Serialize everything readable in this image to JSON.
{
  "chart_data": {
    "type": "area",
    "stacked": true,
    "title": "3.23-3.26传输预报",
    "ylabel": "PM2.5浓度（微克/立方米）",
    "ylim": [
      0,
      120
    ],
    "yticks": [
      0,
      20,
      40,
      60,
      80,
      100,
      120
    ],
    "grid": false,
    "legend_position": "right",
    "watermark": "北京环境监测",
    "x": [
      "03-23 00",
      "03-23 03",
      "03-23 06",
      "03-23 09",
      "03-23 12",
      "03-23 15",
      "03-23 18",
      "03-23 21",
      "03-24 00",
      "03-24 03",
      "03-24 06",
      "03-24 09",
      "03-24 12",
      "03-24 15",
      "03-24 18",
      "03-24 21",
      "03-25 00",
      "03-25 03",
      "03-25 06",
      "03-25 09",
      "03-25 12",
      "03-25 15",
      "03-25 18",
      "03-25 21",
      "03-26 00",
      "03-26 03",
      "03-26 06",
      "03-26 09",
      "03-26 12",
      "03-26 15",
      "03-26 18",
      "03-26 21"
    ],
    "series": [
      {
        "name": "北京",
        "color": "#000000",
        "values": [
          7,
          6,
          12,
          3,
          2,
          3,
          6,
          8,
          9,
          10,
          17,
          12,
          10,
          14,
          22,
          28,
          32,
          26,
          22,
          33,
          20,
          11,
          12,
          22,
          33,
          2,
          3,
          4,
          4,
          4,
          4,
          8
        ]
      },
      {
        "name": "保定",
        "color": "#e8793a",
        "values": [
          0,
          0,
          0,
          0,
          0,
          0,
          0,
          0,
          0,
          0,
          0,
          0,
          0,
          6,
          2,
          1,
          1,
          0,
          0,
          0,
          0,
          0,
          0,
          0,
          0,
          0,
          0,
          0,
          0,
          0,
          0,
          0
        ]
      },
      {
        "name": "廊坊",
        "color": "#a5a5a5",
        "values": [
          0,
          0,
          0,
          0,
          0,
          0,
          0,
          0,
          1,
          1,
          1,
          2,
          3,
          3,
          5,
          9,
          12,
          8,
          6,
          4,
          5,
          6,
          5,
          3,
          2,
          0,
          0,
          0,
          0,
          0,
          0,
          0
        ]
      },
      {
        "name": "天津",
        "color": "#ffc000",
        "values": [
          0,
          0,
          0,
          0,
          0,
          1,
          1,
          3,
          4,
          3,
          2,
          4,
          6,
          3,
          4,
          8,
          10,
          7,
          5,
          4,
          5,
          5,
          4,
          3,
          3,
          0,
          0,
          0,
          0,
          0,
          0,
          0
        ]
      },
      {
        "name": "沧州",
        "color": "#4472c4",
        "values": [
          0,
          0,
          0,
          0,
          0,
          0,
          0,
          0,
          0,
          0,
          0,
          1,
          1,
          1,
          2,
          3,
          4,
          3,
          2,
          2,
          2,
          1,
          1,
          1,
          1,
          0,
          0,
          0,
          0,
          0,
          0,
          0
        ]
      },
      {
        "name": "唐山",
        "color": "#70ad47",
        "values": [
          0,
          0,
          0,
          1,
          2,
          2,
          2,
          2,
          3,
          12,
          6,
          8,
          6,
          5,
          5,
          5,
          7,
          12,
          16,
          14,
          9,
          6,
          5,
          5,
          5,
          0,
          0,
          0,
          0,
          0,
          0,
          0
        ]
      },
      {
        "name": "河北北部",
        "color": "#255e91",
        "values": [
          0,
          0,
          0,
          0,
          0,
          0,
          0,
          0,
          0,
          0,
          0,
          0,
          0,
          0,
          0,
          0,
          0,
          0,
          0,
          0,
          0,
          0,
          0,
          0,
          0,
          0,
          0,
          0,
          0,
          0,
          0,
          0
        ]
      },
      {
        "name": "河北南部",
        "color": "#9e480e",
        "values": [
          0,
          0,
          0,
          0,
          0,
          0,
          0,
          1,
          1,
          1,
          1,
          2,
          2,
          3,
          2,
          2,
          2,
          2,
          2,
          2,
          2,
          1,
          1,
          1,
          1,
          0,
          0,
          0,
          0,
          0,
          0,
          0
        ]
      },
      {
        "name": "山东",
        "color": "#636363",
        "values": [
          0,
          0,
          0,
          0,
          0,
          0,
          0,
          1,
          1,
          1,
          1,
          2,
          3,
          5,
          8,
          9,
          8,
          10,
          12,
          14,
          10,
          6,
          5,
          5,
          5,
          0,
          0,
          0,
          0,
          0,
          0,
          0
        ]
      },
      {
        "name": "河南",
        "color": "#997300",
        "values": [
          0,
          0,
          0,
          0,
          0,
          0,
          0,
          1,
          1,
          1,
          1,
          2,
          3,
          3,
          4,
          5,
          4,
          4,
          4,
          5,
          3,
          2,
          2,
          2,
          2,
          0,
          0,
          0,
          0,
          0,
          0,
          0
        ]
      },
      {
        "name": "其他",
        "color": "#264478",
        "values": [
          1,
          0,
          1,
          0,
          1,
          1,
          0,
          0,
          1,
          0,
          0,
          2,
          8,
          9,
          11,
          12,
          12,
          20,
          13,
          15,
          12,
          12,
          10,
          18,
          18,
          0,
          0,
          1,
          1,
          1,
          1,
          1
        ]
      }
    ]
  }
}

----------------------------------------

Copy out the full set of records precisely, leaving nothing out.

Serialize everything readable in this image to JSON.
{
  "chart_data": {
    "type": "area",
    "stacked": true,
    "title": "3.23-3.26传输预报",
    "ylabel": "PM2.5浓度（微克/立方米）",
    "ylim": [
      0,
      120
    ],
    "yticks": [
      0,
      20,
      40,
      60,
      80,
      100,
      120
    ],
    "grid": false,
    "legend_position": "right",
    "watermark": "北京环境监测",
    "x": [
      "03-23 00",
      "03-23 03",
      "03-23 06",
      "03-23 09",
      "03-23 12",
      "03-23 15",
      "03-23 18",
      "03-23 21",
      "03-24 00",
      "03-24 03",
      "03-24 06",
      "03-24 09",
      "03-24 12",
      "03-24 15",
      "03-24 18",
      "03-24 21",
      "03-25 00",
      "03-25 03",
      "03-25 06",
      "03-25 09",
      "03-25 12",
      "03-25 15",
      "03-25 18",
      "03-25 21",
      "03-26 00",
      "03-26 03",
      "03-26 06",
      "03-26 09",
      "03-26 12",
      "03-26 15",
      "03-26 18",
      "03-26 21"
    ],
    "series": [
      {
        "name": "北京",
        "color": "#000000",
        "values": [
          7,
          6,
          12,
          3,
          2,
          3,
          6,
          8,
          9,
          10,
          17,
          12,
          10,
          14,
          22,
          28,
          32,
          26,
          22,
          33,
          20,
          11,
          12,
          22,
          33,
          2,
          3,
          4,
          4,
          4,
          4,
          8
        ]
      },
      {
        "name": "保定",
        "color": "#e8793a",
        "values": [
          0,
          0,
          0,
          0,
          0,
          0,
          0,
          0,
          0,
          0,
          0,
          0,
          0,
          6,
          2,
          1,
          1,
          0,
          0,
          0,
          0,
          0,
          0,
          0,
          0,
          0,
          0,
          0,
          0,
          0,
          0,
          0
        ]
      },
      {
        "name": "廊坊",
        "color": "#a5a5a5",
        "values": [
          0,
          0,
          0,
          0,
          0,
          0,
          0,
          0,
          1,
          1,
          1,
          2,
          3,
          3,
          5,
          9,
          12,
          8,
          6,
          4,
          5,
          6,
          5,
          3,
          2,
          0,
          0,
          0,
          0,
          0,
          0,
          0
        ]
      },
      {
        "name": "天津",
        "color": "#ffc000",
        "values": [
          0,
          0,
          0,
          0,
          0,
          1,
          1,
          3,
          4,
          3,
          2,
          4,
          6,
          3,
          4,
          8,
          10,
          7,
          5,
          4,
          5,
          5,
          4,
          3,
          3,
          0,
          0,
          0,
          0,
          0,
          0,
          0
        ]
      },
      {
        "name": "沧州",
        "color": "#4472c4",
        "values": [
          0,
          0,
          0,
          0,
          0,
          0,
          0,
          0,
          0,
          0,
          0,
          1,
          1,
          1,
          2,
          3,
          4,
          3,
          2,
          2,
          2,
          1,
          1,
          1,
          1,
          0,
          0,
          0,
          0,
          0,
          0,
          0
        ]
      },
      {
        "name": "唐山",
        "color": "#70ad47",
        "values": [
          0,
          0,
          0,
          1,
          2,
          2,
          2,
          2,
          3,
          12,
          6,
          8,
          6,
          5,
          5,
          5,
          7,
          12,
          16,
          14,
          9,
          6,
          5,
          5,
          5,
          0,
          0,
          0,
          0,
          0,
          0,
          0
        ]
      },
      {
        "name": "河北北部",
        "color": "#255e91",
        "values": [
          0,
          0,
          0,
          0,
          0,
          0,
          0,
          0,
          0,
          0,
          0,
          0,
          0,
          0,
          0,
          0,
          0,
          0,
          0,
          0,
          0,
          0,
          0,
          0,
          0,
          0,
          0,
          0,
          0,
          0,
          0,
          0
        ]
      },
      {
        "name": "河北南部",
        "color": "#9e480e",
        "values": [
          0,
          0,
          0,
          0,
          0,
          0,
          0,
          1,
          1,
          1,
          1,
          2,
          2,
          3,
          2,
          2,
          2,
          2,
          2,
          2,
          2,
          1,
          1,
          1,
          1,
          0,
          0,
          0,
          0,
          0,
          0,
          0
        ]
      },
      {
        "name": "山东",
        "color": "#636363",
        "values": [
          0,
          0,
          0,
          0,
          0,
          0,
          0,
          1,
          1,
          1,
          1,
          2,
          3,
          5,
          8,
          9,
          8,
          10,
          12,
          14,
          10,
          6,
          5,
          5,
          5,
          0,
          0,
          0,
          0,
          0,
          0,
          0
        ]
      },
      {
        "name": "河南",
        "color": "#997300",
        "values": [
          0,
          0,
          0,
          0,
          0,
          0,
          0,
          1,
          1,
          1,
          1,
          2,
          3,
          3,
          4,
          5,
          4,
          4,
          4,
          5,
          3,
          2,
          2,
          2,
          2,
          0,
          0,
          0,
          0,
          0,
          0,
          0
        ]
      },
      {
        "name": "其他",
        "color": "#264478",
        "values": [
          1,
          0,
          1,
          0,
          1,
          1,
          0,
          0,
          1,
          0,
          0,
          2,
          8,
          9,
          11,
          12,
          12,
          20,
          13,
          15,
          12,
          12,
          10,
          18,
          18,
          0,
          0,
          1,
          1,
          1,
          1,
          1
        ]
      }
    ]
  }
}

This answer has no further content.